## WORK TO COMPLETE
Skip the images and copy each record exactly as written.

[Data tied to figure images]
- - - - -

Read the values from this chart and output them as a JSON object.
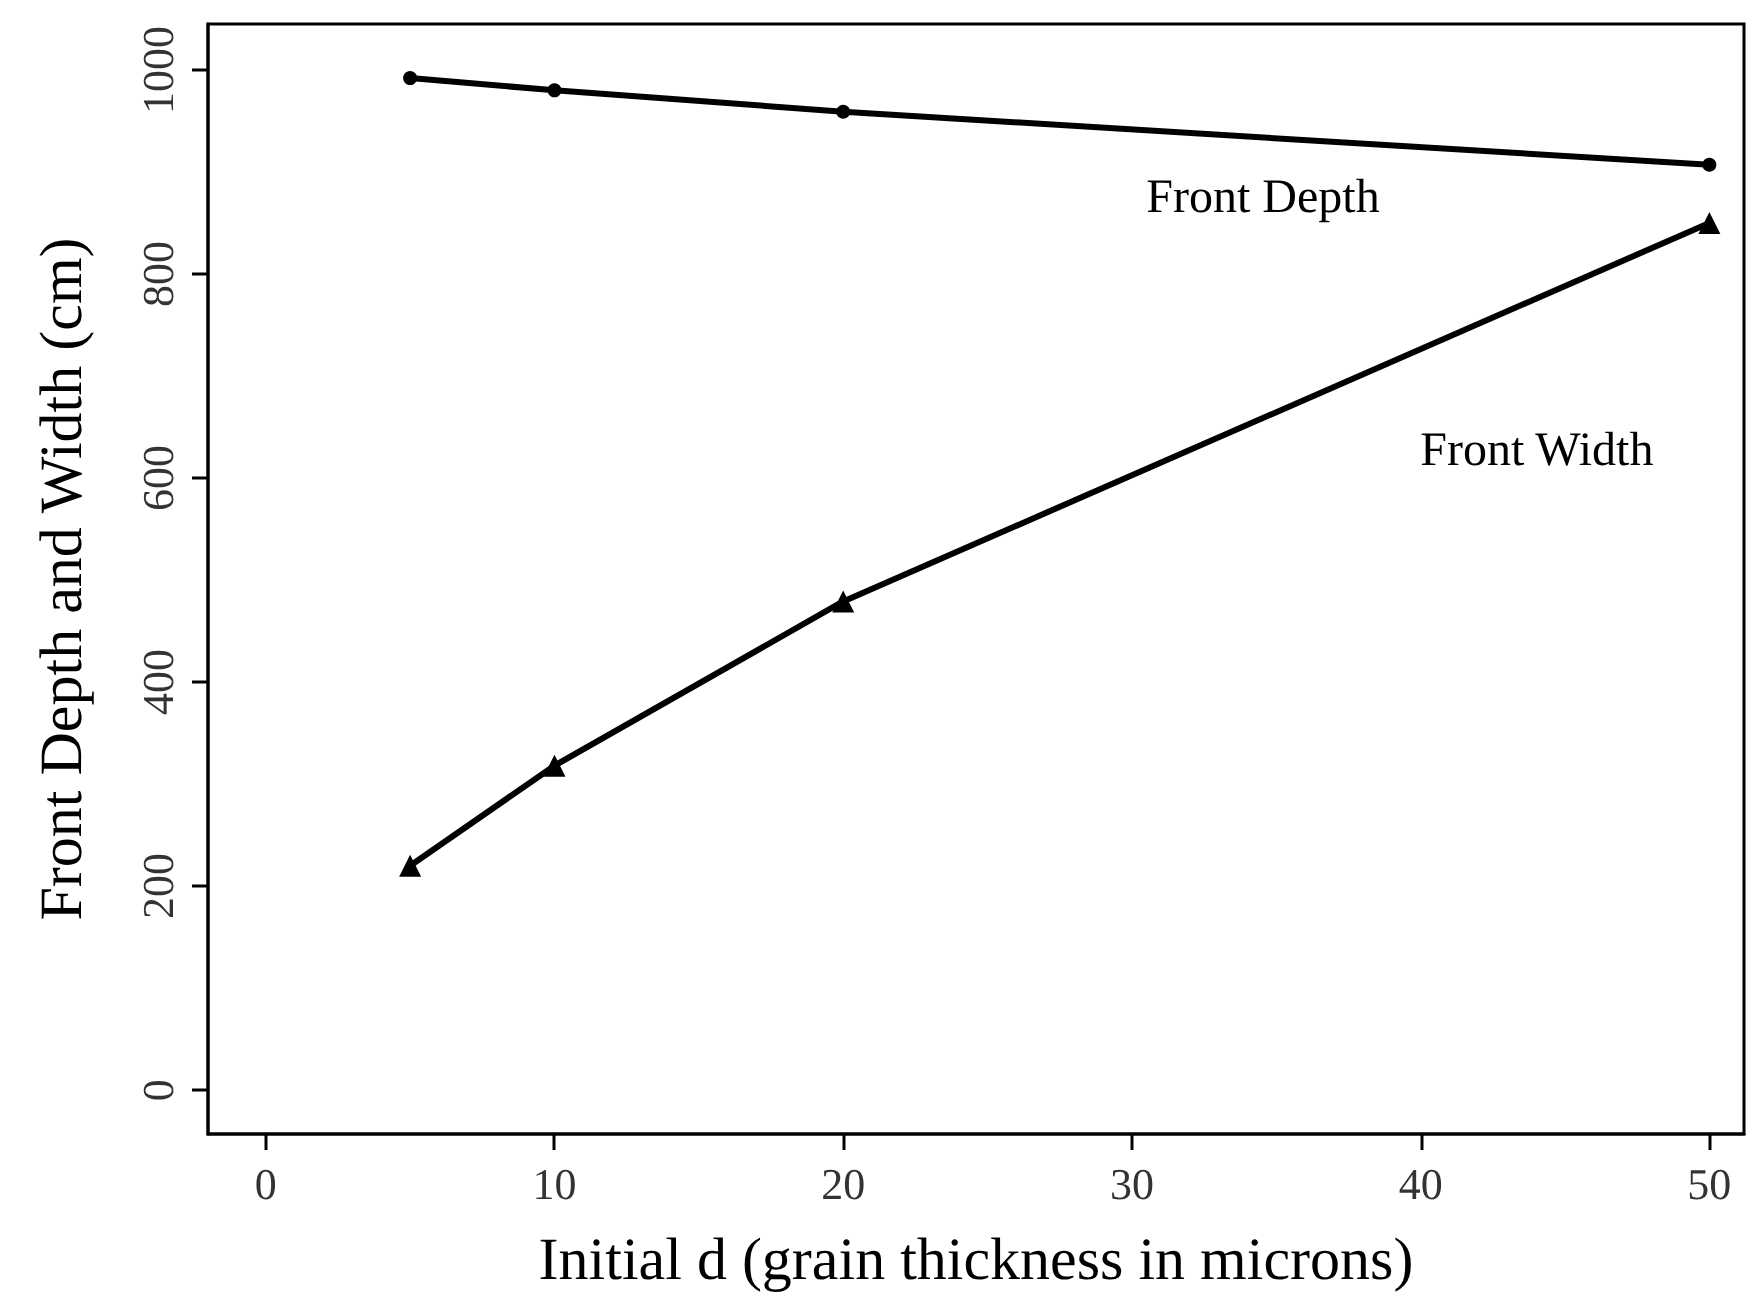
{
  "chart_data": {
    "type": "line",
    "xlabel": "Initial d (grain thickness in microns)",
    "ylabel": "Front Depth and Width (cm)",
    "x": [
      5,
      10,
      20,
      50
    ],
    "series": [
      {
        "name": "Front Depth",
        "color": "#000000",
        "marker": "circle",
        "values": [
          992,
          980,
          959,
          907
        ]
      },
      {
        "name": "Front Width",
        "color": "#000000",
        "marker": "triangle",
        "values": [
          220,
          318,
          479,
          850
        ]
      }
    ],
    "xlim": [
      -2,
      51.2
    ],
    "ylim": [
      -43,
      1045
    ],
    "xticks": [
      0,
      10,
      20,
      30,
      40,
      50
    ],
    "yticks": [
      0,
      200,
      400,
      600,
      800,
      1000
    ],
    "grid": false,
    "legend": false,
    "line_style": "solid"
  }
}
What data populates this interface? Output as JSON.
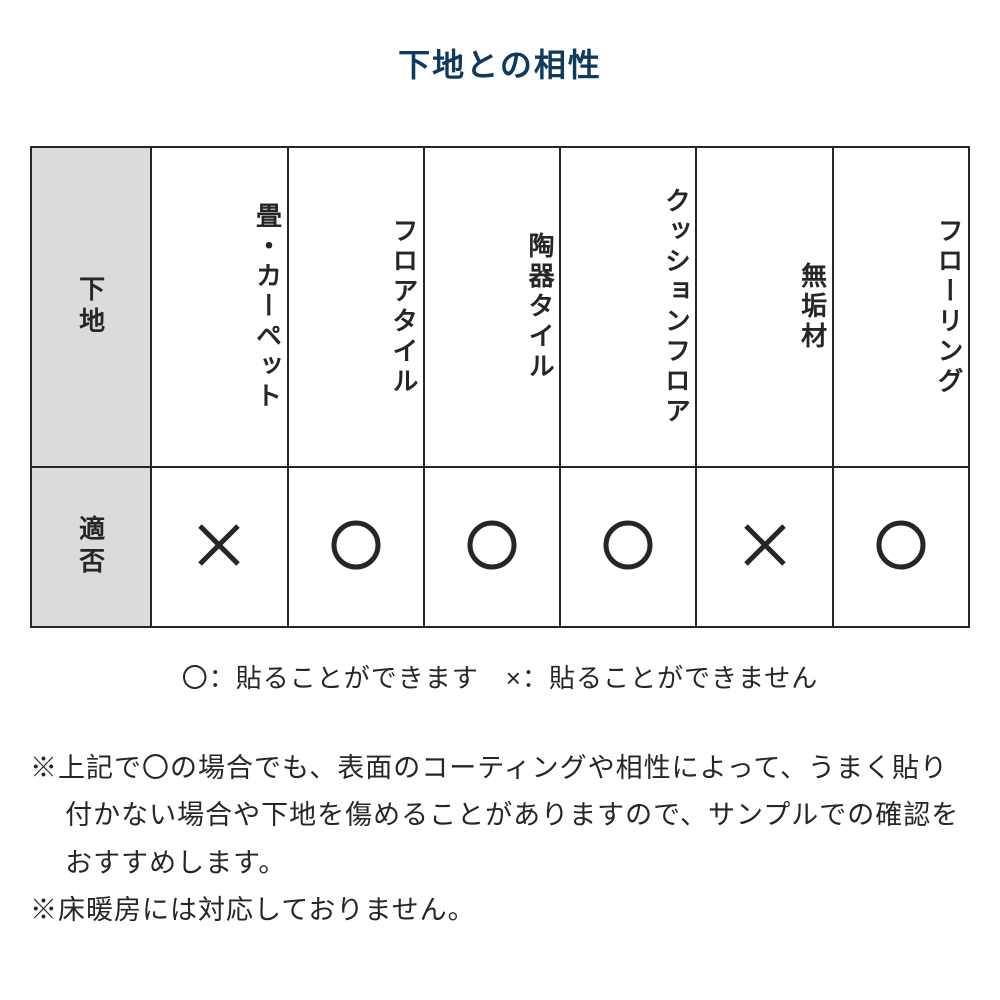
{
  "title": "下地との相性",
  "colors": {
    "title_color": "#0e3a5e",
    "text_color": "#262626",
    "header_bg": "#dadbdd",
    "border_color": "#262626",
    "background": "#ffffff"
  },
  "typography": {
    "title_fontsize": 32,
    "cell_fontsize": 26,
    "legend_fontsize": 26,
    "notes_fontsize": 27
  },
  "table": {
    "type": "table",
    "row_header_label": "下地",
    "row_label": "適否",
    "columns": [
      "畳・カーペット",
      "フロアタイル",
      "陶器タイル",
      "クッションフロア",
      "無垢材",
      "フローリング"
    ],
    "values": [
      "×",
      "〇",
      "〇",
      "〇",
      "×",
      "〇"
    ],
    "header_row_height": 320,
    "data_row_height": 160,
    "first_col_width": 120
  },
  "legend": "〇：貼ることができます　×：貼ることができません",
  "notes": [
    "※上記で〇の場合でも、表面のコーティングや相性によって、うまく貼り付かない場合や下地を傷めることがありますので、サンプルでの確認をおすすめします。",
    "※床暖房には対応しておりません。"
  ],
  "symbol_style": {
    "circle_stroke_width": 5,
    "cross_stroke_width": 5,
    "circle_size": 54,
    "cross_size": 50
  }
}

- - - - -

## ANSWER
Read the values from this chart and output them as a JSON object.
{
  "chart_data": {
    "type": "line",
    "xlabel": "Initial d (grain thickness in microns)",
    "ylabel": "Front Depth and Width (cm)",
    "x": [
      5,
      10,
      20,
      50
    ],
    "series": [
      {
        "name": "Front Depth",
        "color": "#000000",
        "marker": "circle",
        "values": [
          992,
          980,
          959,
          907
        ]
      },
      {
        "name": "Front Width",
        "color": "#000000",
        "marker": "triangle",
        "values": [
          220,
          318,
          479,
          850
        ]
      }
    ],
    "xlim": [
      -2,
      51.2
    ],
    "ylim": [
      -43,
      1045
    ],
    "xticks": [
      0,
      10,
      20,
      30,
      40,
      50
    ],
    "yticks": [
      0,
      200,
      400,
      600,
      800,
      1000
    ],
    "grid": false,
    "legend": false,
    "line_style": "solid"
  }
}
What data populates this interface? Output as JSON.
{
  "title": "下地との相性",
  "colors": {
    "title_color": "#0e3a5e",
    "text_color": "#262626",
    "header_bg": "#dadbdd",
    "border_color": "#262626",
    "background": "#ffffff"
  },
  "typography": {
    "title_fontsize": 32,
    "cell_fontsize": 26,
    "legend_fontsize": 26,
    "notes_fontsize": 27
  },
  "table": {
    "type": "table",
    "row_header_label": "下地",
    "row_label": "適否",
    "columns": [
      "畳・カーペット",
      "フロアタイル",
      "陶器タイル",
      "クッションフロア",
      "無垢材",
      "フローリング"
    ],
    "values": [
      "×",
      "〇",
      "〇",
      "〇",
      "×",
      "〇"
    ],
    "header_row_height": 320,
    "data_row_height": 160,
    "first_col_width": 120
  },
  "legend": "〇：貼ることができます　×：貼ることができません",
  "notes": [
    "※上記で〇の場合でも、表面のコーティングや相性によって、うまく貼り付かない場合や下地を傷めることがありますので、サンプルでの確認をおすすめします。",
    "※床暖房には対応しておりません。"
  ],
  "symbol_style": {
    "circle_stroke_width": 5,
    "cross_stroke_width": 5,
    "circle_size": 54,
    "cross_size": 50
  }
}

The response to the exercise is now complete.